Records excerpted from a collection
— Start —

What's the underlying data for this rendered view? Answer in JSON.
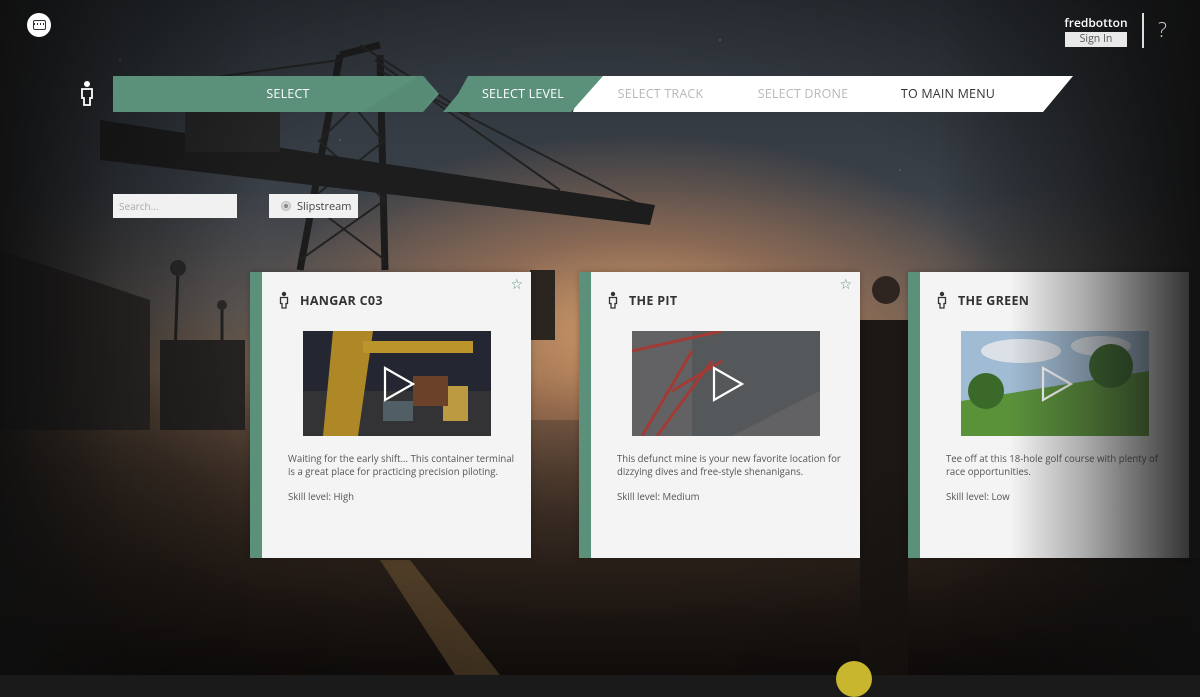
{
  "user": {
    "name": "fredbotton",
    "sign_in_label": "Sign In"
  },
  "help_label": "?",
  "icons": {
    "menu": "keyboard-icon",
    "pilot": "pilot-icon",
    "favorite": "star-outline-icon",
    "play": "play-icon"
  },
  "colors": {
    "accent": "#5b917a",
    "card_bg": "#f4f4f4",
    "nav_inactive": "#b8b8b8"
  },
  "nav": {
    "steps": [
      {
        "label": "SELECT",
        "state": "done"
      },
      {
        "label": "SELECT LEVEL",
        "state": "active"
      },
      {
        "label": "SELECT TRACK",
        "state": "disabled"
      },
      {
        "label": "SELECT DRONE",
        "state": "disabled"
      },
      {
        "label": "TO MAIN MENU",
        "state": "link"
      }
    ]
  },
  "filters": {
    "search_placeholder": "Search...",
    "search_value": "",
    "slipstream_label": "Slipstream"
  },
  "levels": [
    {
      "title": "HANGAR C03",
      "description": "Waiting for the early shift... This container terminal is a great place for practicing precision piloting.",
      "skill": "Skill level: High",
      "favorite": true
    },
    {
      "title": "THE PIT",
      "description": "This defunct mine is your new favorite location for dizzying dives and free-style shenanigans.",
      "skill": "Skill level: Medium",
      "favorite": true
    },
    {
      "title": "THE GREEN",
      "description": "Tee off at this 18-hole golf course with plenty of race opportunities.",
      "skill": "Skill level: Low",
      "favorite": false
    }
  ]
}
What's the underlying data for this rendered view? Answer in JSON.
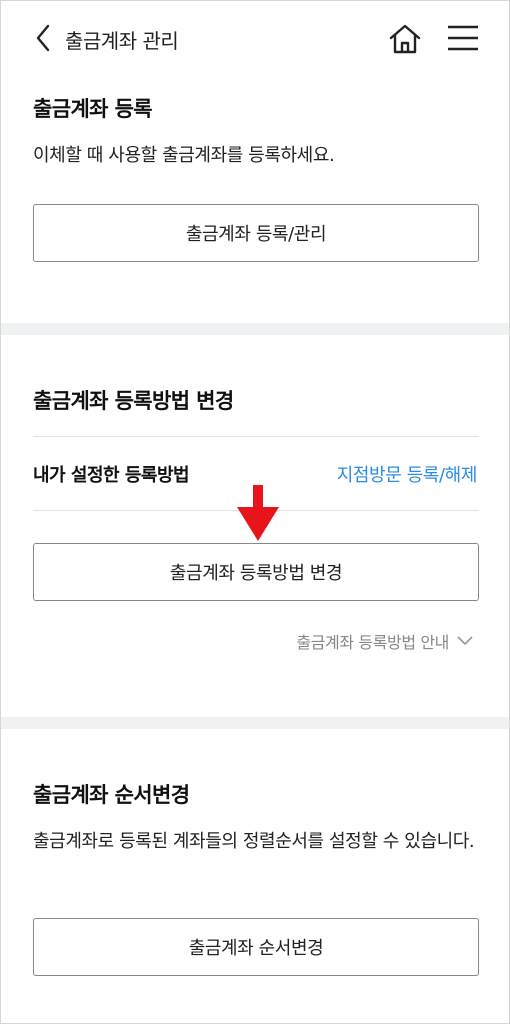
{
  "header": {
    "title": "출금계좌 관리",
    "back_icon": "chevron-left-icon",
    "home_icon": "home-icon",
    "menu_icon": "hamburger-menu-icon"
  },
  "section_register": {
    "title": "출금계좌 등록",
    "description": "이체할 때 사용할 출금계좌를 등록하세요.",
    "button_label": "출금계좌 등록/관리"
  },
  "section_method": {
    "title": "출금계좌 등록방법 변경",
    "row_label": "내가 설정한 등록방법",
    "row_value": "지점방문 등록/해제",
    "button_label": "출금계좌 등록방법 변경",
    "guide_label": "출금계좌 등록방법 안내",
    "guide_icon": "chevron-down-icon"
  },
  "section_order": {
    "title": "출금계좌 순서변경",
    "description": "출금계좌로 등록된 계좌들의 정렬순서를 설정할 수 있습니다.",
    "button_label": "출금계좌 순서변경"
  },
  "colors": {
    "link": "#2b8be6",
    "band": "#f0f1f3",
    "arrow": "#e8141b"
  }
}
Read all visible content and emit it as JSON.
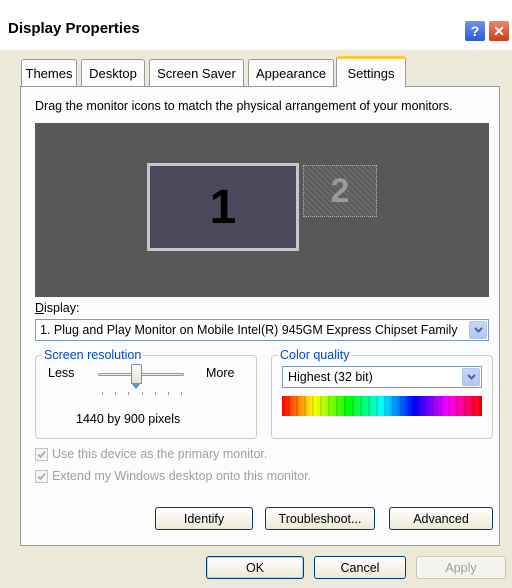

— End —

**Aim of the exercise**. How many of the listing's lines contain "state"? Respond with a single number and nothing else.

**Answer to this problem**. 5